__SHORT EXERCISE__
The exercise asks you to copy every line below in which "text" appears.

— START OF STORED DATA —

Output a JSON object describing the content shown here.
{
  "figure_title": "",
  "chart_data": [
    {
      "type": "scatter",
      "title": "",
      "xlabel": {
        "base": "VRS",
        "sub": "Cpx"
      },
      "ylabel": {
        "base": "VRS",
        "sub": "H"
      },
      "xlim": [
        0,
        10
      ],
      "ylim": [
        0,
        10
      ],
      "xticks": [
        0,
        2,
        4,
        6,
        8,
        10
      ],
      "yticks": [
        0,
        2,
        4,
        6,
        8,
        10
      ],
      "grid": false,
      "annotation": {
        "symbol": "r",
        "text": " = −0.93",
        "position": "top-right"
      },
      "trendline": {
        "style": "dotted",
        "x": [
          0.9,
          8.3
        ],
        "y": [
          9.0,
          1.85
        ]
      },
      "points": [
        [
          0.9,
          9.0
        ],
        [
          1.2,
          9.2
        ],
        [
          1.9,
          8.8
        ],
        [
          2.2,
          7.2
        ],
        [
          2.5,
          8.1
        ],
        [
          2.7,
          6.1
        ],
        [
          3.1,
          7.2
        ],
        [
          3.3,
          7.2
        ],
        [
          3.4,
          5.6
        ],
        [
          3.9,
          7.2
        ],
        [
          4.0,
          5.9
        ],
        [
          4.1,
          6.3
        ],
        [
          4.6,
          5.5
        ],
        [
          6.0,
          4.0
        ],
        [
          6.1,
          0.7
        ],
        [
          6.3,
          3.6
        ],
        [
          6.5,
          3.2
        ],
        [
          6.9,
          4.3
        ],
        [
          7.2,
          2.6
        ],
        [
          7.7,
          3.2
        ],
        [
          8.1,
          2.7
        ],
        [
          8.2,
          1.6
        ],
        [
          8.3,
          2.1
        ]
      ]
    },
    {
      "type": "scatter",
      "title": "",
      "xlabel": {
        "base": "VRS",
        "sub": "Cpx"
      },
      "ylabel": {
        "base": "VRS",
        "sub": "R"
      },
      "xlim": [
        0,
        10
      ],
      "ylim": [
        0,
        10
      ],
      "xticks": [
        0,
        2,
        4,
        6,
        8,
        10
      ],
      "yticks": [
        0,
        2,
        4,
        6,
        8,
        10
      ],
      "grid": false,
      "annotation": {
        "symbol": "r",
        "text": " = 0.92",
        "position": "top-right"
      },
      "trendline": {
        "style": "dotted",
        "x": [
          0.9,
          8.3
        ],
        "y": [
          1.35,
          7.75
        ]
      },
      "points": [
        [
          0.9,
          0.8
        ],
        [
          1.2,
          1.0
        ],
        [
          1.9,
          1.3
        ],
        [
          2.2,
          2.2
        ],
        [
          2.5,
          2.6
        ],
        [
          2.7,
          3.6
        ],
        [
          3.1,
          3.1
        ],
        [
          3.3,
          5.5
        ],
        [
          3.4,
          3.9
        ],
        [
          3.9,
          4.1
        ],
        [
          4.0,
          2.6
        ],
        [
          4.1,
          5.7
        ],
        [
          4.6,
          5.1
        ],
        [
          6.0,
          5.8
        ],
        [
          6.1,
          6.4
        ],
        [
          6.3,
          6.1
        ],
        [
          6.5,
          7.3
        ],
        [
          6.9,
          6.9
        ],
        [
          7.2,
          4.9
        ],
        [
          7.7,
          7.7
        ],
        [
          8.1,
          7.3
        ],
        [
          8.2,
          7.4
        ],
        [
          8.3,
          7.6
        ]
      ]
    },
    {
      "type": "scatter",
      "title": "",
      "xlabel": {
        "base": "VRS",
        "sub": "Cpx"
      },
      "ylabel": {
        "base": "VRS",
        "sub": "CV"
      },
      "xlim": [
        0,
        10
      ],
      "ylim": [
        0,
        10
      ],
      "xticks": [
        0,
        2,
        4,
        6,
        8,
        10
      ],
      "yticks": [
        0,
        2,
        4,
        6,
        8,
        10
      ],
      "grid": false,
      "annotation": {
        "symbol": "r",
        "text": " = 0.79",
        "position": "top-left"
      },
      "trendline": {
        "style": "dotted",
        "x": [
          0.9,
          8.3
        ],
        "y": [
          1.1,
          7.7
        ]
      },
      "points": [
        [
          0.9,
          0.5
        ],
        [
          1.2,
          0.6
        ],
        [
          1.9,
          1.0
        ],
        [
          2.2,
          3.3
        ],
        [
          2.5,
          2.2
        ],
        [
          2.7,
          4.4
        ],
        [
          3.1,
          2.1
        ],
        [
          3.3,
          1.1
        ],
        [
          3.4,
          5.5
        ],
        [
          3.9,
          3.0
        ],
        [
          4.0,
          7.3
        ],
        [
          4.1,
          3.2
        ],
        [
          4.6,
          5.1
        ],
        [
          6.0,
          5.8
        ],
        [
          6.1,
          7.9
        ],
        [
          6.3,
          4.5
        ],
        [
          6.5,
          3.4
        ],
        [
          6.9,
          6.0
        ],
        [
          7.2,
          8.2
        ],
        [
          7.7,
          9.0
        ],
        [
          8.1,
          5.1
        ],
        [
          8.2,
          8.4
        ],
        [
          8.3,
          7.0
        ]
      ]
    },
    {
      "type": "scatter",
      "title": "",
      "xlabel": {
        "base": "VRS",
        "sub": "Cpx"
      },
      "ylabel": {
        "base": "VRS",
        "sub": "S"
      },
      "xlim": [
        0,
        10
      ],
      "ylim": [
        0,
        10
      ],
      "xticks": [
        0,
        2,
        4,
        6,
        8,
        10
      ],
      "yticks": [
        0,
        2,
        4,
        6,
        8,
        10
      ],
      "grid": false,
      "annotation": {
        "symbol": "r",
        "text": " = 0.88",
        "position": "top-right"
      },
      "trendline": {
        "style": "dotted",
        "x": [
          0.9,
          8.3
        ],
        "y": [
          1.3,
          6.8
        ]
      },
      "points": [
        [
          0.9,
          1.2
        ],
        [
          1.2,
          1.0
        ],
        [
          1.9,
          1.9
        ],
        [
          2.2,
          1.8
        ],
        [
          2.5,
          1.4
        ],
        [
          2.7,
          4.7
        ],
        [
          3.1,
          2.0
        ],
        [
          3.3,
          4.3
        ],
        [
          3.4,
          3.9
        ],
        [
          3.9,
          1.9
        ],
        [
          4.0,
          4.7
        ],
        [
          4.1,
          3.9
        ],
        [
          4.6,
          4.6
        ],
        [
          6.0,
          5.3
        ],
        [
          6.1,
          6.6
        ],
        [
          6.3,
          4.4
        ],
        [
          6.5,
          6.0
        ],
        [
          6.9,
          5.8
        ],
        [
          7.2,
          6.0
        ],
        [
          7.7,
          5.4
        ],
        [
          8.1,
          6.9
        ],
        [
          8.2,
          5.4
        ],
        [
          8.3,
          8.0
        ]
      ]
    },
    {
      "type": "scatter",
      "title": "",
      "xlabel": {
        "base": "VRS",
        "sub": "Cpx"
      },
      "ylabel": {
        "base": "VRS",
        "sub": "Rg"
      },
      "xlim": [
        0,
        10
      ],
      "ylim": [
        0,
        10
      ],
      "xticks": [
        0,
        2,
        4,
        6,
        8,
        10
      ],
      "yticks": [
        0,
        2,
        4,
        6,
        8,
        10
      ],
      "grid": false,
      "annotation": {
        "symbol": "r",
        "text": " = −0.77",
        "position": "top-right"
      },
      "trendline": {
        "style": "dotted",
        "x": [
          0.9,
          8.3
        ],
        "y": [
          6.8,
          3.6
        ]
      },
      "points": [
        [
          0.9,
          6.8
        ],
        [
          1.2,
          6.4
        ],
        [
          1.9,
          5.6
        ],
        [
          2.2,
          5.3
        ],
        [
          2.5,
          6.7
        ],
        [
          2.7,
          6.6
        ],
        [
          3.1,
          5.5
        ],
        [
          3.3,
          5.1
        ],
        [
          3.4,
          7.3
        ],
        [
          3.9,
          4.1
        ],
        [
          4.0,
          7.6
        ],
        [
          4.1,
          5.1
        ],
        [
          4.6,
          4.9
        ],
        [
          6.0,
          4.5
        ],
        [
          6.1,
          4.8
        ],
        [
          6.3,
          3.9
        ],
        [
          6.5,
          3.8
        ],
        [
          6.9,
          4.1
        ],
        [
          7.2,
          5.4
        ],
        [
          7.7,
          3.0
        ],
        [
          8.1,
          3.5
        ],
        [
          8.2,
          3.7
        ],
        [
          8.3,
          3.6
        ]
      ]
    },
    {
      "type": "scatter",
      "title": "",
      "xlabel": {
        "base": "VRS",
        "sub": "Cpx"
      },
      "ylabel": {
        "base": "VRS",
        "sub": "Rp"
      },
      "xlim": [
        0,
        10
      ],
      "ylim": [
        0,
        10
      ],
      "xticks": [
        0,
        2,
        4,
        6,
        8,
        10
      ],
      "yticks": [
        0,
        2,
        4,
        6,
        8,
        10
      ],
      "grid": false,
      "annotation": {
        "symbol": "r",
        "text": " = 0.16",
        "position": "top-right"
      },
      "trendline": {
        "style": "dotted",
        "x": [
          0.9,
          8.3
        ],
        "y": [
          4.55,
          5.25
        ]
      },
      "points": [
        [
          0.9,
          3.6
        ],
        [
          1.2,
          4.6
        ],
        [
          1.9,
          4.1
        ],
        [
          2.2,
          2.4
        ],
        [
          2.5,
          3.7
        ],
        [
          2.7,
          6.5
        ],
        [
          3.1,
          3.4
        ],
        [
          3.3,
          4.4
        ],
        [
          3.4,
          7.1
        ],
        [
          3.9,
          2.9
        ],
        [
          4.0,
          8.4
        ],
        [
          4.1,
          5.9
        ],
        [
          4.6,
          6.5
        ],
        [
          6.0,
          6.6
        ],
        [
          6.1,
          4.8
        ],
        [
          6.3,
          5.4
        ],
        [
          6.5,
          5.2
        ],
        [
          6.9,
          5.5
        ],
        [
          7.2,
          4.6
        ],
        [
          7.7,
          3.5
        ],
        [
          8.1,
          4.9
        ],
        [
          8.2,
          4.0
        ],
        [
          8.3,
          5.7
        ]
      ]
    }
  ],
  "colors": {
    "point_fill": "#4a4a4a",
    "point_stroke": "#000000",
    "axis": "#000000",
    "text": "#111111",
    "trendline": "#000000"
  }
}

— END OF STORED DATA —

__ANSWER TO THE PROBLEM__
        "text": " = −0.93",
        "text": " = 0.92",
        "text": " = 0.79",
        "text": " = 0.88",
        "text": " = −0.77",
        "text": " = 0.16",
    "text": "#111111",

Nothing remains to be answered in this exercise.